__DO THIS__
Copy out each line of the data that holds the word "name".
** Start DATASET ROWS **
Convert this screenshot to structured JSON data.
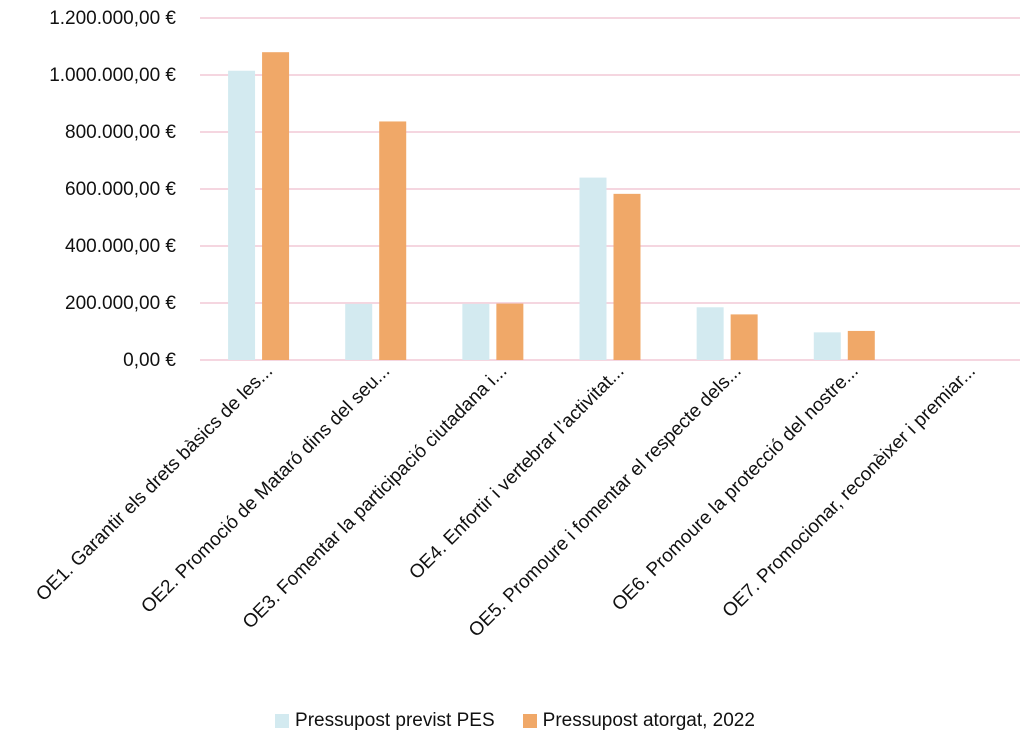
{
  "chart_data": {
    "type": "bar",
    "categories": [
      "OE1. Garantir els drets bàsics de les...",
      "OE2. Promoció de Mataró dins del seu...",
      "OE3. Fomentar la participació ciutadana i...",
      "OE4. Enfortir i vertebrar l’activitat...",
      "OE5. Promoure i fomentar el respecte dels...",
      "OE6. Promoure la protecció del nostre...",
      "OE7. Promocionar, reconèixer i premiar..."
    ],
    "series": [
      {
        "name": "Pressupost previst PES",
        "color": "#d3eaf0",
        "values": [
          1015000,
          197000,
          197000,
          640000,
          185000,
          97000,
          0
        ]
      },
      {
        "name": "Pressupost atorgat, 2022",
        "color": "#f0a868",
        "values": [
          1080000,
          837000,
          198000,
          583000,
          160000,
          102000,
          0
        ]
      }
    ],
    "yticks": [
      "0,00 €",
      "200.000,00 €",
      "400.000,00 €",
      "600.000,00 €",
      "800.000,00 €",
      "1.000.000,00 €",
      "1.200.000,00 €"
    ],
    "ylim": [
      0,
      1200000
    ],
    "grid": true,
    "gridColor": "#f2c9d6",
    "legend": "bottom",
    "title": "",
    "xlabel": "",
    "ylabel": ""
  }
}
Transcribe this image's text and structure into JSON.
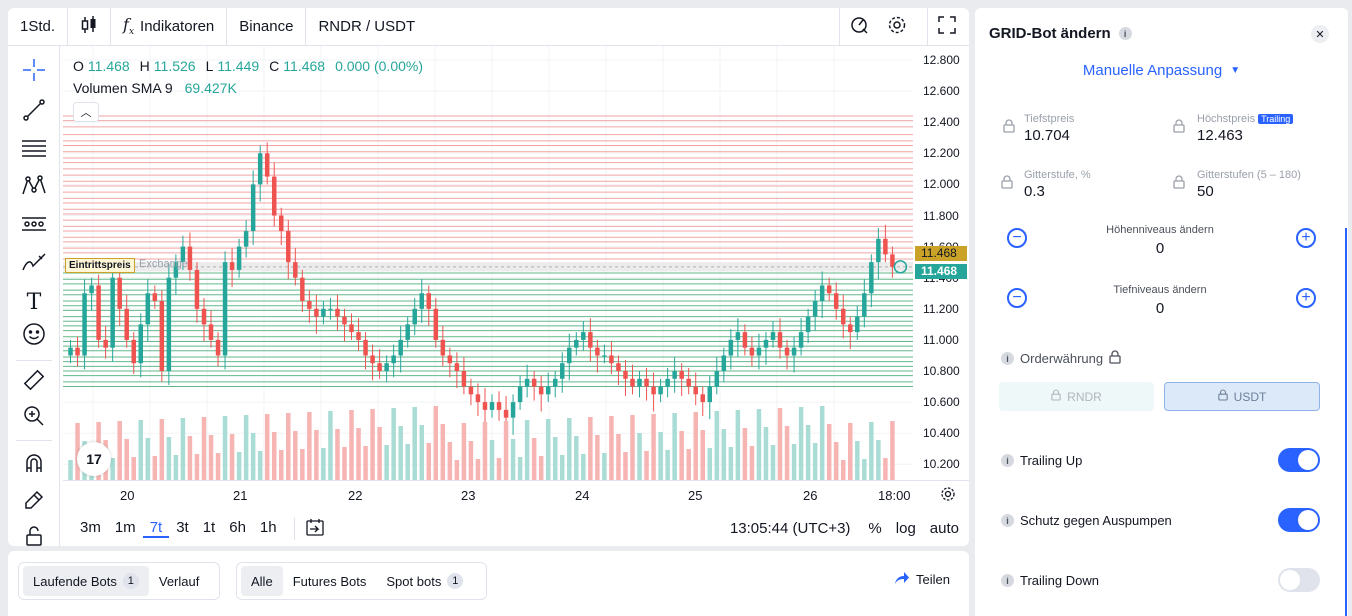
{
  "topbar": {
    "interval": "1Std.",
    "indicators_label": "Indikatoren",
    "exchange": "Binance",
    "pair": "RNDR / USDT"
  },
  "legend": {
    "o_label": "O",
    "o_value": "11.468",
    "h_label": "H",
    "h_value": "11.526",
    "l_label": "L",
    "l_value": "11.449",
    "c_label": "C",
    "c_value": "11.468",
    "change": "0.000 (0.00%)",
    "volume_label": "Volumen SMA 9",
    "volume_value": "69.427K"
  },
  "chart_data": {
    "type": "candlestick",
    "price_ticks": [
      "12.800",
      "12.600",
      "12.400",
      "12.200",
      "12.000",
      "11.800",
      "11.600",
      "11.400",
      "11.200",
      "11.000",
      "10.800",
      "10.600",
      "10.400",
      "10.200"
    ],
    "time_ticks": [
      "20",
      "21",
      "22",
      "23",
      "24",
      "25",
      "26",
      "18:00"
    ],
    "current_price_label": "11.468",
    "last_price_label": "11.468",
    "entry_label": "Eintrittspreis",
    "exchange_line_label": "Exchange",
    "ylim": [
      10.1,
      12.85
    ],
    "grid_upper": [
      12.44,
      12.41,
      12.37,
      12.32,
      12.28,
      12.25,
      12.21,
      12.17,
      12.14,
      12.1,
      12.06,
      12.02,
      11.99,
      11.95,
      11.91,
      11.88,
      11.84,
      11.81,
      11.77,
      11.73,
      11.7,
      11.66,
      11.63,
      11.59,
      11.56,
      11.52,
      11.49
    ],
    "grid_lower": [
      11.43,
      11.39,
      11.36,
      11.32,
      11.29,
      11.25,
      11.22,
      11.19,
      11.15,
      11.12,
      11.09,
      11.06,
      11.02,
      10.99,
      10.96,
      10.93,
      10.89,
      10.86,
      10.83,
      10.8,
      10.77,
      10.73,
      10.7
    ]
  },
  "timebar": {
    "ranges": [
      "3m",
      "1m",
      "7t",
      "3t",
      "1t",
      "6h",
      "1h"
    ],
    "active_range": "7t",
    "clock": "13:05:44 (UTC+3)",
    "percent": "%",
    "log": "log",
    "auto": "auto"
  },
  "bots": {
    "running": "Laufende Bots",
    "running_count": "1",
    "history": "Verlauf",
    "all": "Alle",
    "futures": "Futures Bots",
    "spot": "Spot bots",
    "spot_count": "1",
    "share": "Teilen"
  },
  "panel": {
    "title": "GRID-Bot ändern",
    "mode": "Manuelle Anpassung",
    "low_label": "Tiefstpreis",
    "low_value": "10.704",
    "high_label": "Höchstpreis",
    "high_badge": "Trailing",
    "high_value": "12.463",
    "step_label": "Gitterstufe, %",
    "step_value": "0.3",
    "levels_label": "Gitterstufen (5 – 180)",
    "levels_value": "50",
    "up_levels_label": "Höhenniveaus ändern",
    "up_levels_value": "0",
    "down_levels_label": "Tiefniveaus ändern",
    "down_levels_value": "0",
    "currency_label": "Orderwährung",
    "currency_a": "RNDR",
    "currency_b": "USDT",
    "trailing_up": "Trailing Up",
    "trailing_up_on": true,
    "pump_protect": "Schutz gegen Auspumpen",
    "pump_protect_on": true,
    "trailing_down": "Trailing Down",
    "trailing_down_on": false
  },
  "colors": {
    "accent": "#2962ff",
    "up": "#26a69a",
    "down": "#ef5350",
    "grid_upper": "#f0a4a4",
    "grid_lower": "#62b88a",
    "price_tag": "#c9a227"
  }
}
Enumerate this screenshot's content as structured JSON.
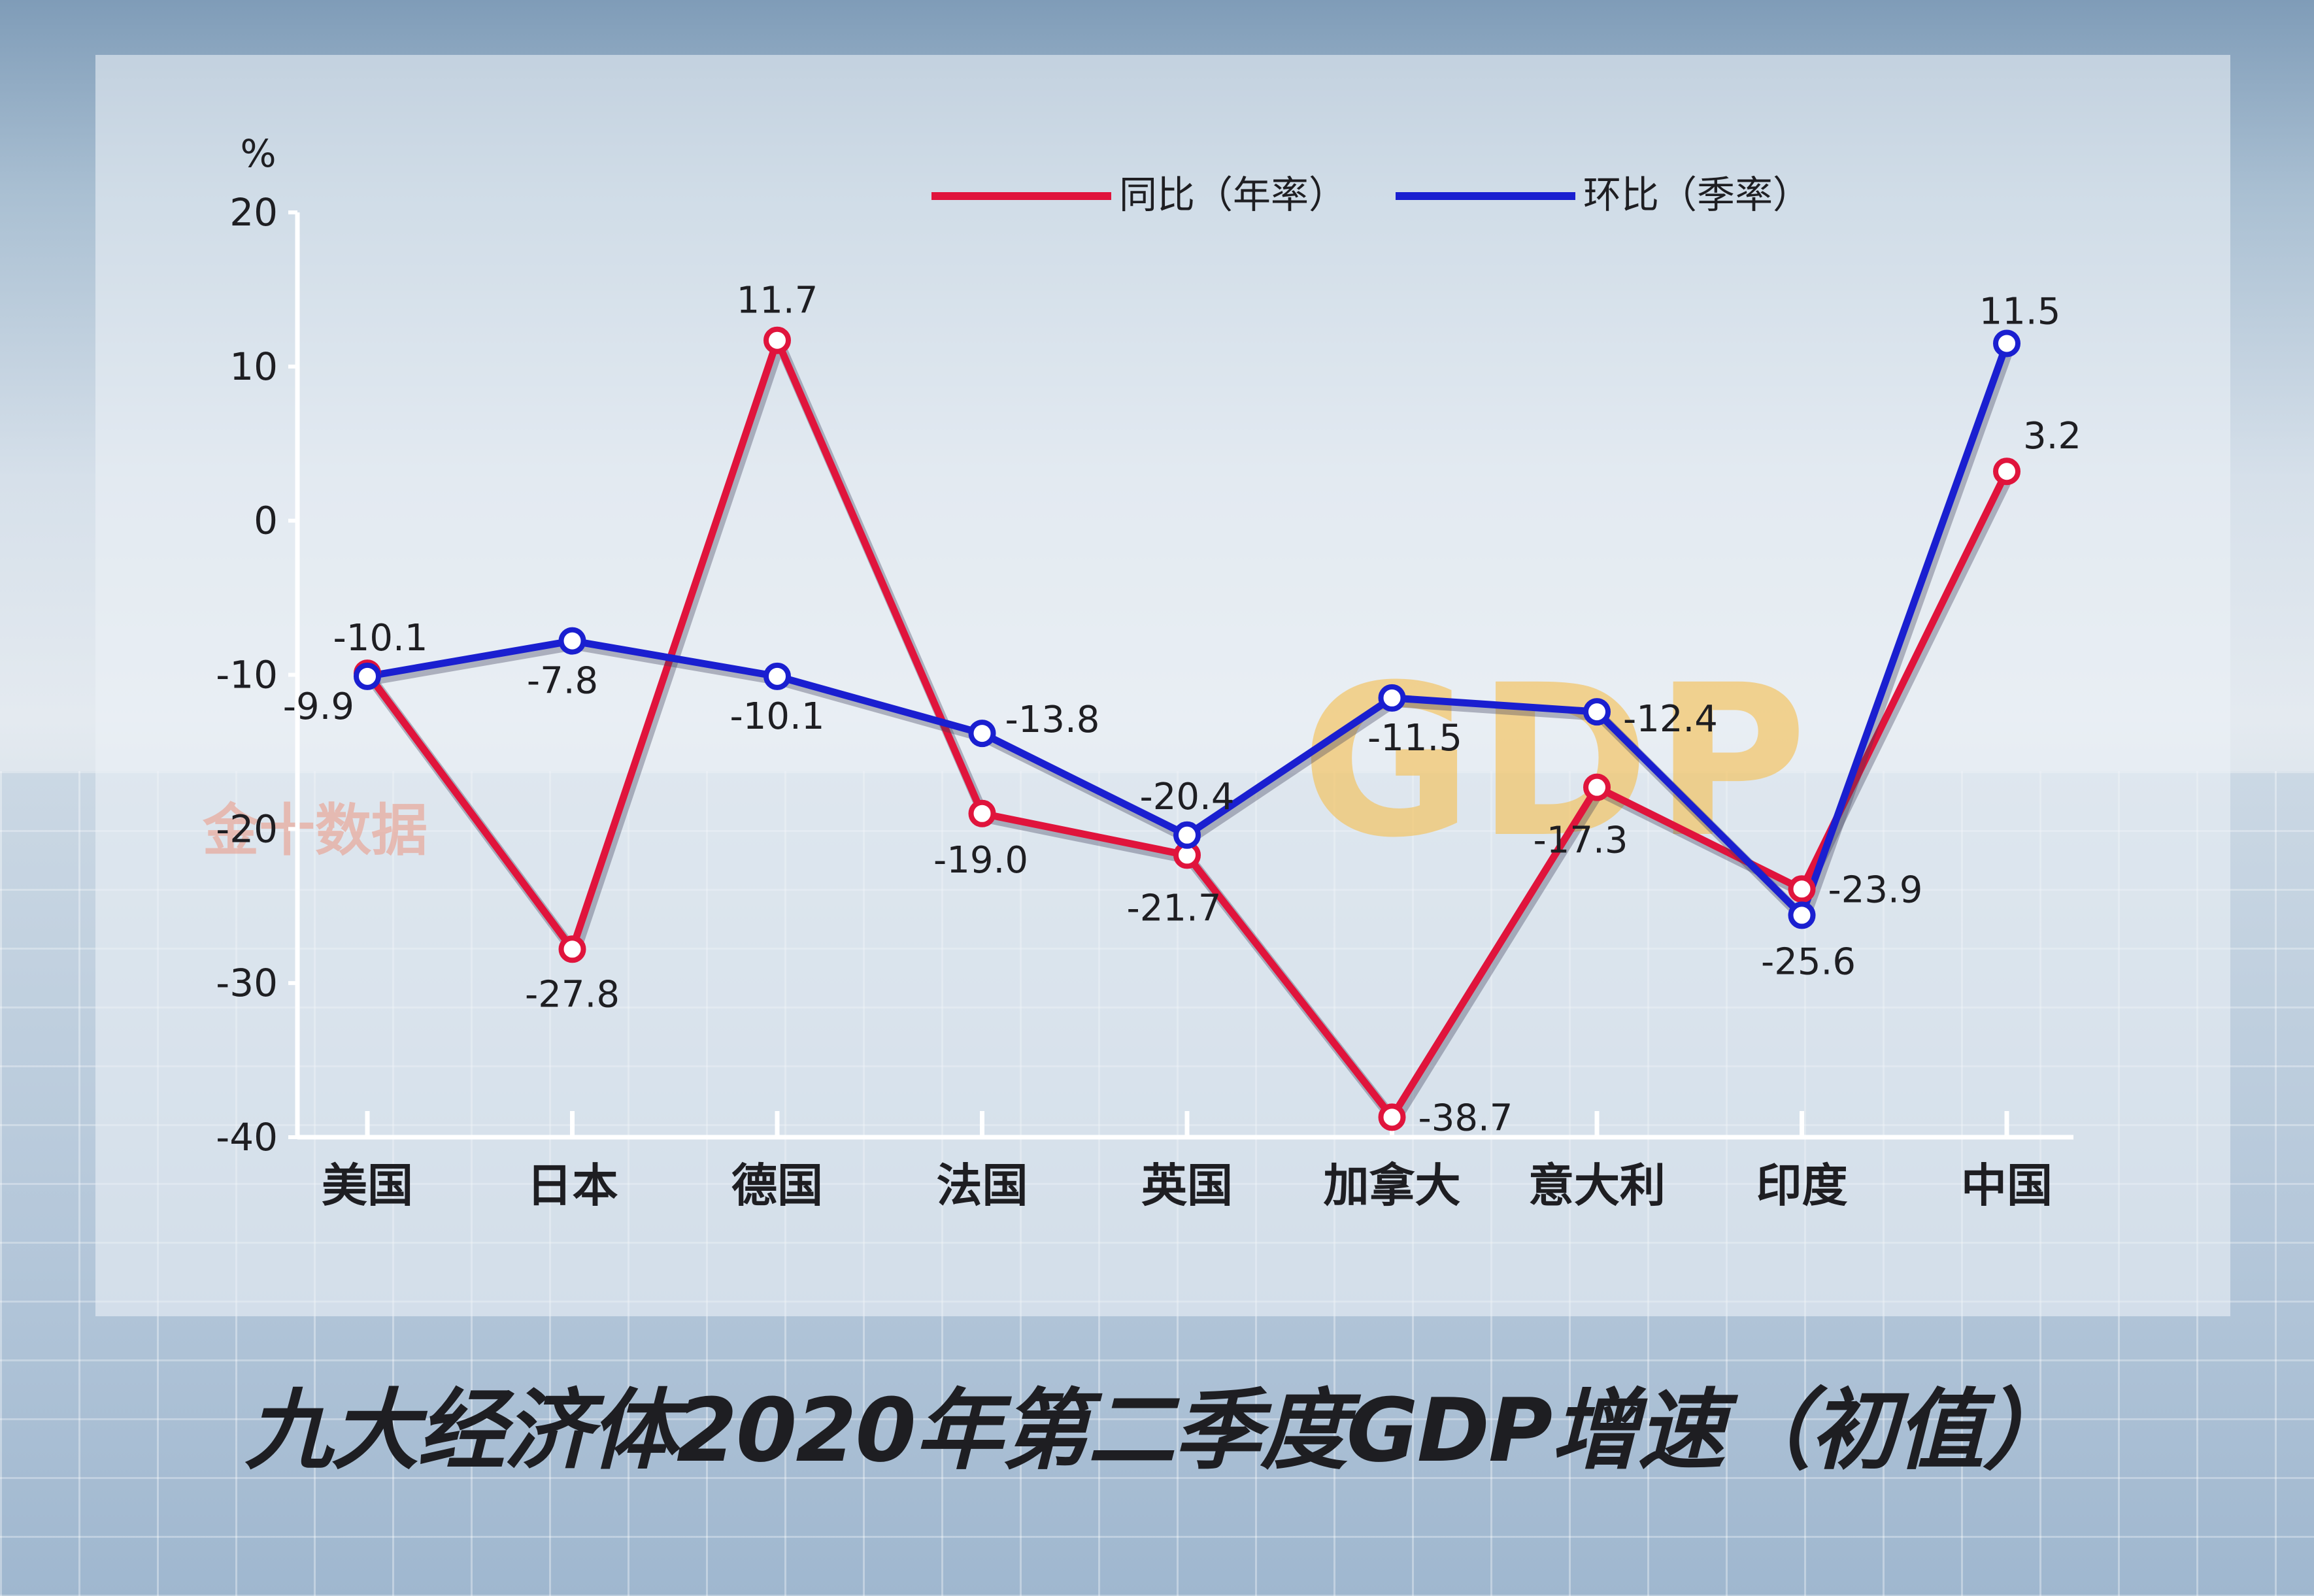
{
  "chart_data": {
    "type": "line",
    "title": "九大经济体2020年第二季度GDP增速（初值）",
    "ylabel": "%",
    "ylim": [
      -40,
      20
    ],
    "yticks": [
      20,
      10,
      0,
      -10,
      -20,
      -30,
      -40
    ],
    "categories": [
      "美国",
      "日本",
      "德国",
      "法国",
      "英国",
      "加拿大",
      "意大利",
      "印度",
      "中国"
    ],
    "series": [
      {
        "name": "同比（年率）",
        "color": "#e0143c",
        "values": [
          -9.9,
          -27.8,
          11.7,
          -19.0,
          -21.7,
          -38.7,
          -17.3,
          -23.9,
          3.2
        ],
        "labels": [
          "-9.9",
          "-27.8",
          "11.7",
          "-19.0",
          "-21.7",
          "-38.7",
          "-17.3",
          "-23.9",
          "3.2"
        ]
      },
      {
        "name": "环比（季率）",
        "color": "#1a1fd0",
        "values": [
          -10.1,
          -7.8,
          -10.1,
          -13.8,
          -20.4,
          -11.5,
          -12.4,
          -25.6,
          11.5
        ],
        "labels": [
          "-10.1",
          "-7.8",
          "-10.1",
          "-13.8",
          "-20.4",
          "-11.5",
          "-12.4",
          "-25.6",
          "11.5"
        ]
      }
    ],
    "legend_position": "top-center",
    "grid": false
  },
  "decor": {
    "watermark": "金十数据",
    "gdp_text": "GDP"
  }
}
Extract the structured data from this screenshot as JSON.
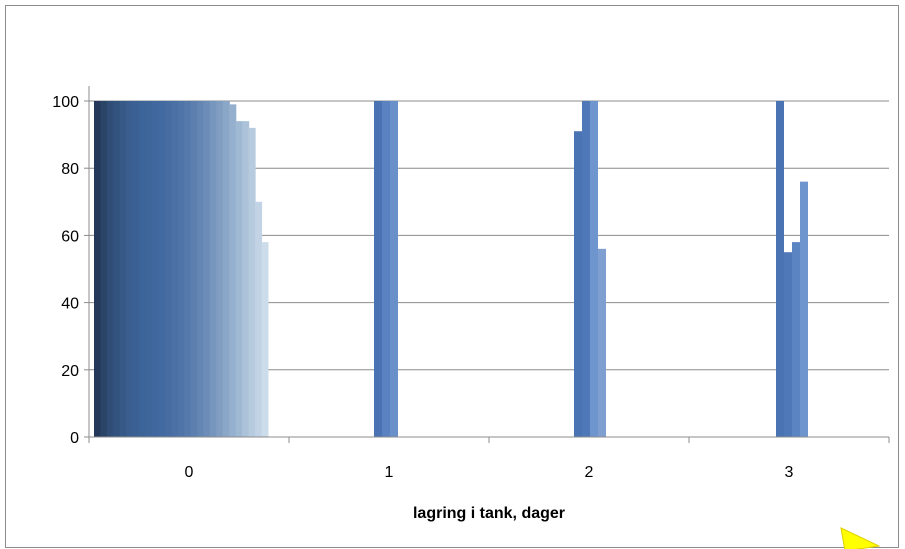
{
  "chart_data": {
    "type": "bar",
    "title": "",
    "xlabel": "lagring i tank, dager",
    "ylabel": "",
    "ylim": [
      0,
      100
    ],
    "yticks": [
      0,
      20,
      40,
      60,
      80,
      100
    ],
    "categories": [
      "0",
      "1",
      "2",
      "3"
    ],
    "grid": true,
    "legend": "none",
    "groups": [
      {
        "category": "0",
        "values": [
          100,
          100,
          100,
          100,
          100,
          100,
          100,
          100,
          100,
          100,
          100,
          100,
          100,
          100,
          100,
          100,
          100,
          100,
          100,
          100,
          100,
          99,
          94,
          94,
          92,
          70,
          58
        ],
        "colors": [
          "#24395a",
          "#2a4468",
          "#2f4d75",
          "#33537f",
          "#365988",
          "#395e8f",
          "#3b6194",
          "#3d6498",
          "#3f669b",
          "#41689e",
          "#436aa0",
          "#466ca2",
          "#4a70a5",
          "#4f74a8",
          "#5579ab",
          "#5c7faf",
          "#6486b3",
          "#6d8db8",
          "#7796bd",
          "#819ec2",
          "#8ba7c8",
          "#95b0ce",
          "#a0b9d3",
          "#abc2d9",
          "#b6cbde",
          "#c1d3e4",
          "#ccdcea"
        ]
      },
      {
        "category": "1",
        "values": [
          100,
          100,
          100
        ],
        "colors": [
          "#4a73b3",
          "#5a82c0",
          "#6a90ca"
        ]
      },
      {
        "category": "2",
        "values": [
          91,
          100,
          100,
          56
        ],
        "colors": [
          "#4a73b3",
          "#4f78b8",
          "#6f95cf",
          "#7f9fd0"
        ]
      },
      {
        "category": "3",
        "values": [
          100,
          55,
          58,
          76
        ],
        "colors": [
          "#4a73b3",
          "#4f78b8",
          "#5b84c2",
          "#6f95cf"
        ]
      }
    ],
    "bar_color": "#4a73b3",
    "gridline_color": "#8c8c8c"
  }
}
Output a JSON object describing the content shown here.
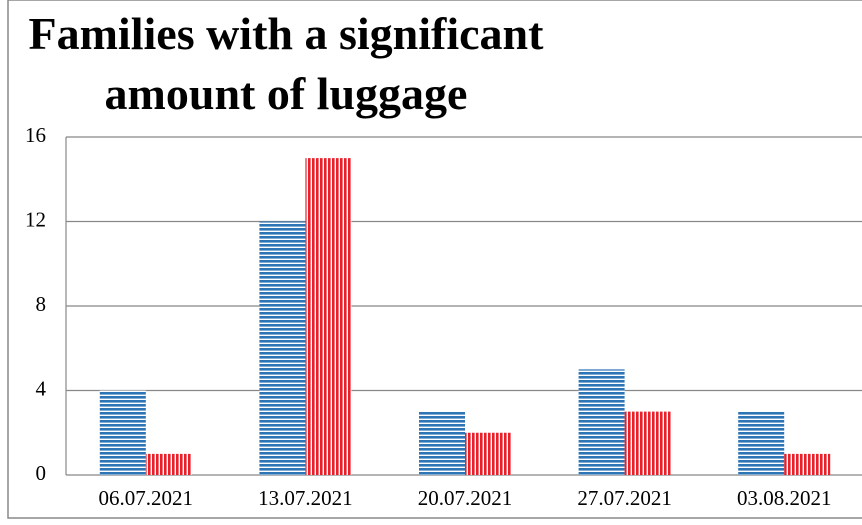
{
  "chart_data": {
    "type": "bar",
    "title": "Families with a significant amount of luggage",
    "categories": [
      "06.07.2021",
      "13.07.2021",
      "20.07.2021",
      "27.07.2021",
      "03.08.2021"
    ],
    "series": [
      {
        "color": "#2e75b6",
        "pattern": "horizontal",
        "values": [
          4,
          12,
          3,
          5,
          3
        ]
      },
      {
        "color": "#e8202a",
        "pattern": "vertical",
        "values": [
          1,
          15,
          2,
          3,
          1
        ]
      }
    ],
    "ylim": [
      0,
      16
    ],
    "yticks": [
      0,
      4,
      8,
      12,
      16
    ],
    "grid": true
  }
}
** End DATASET ROWS **
__WRITTEN REPLY__
        "name": "Pressupost previst PES",
        "name": "Pressupost atorgat, 2022",
        "name": "同比（年率）",
        "name": "环比（季率）",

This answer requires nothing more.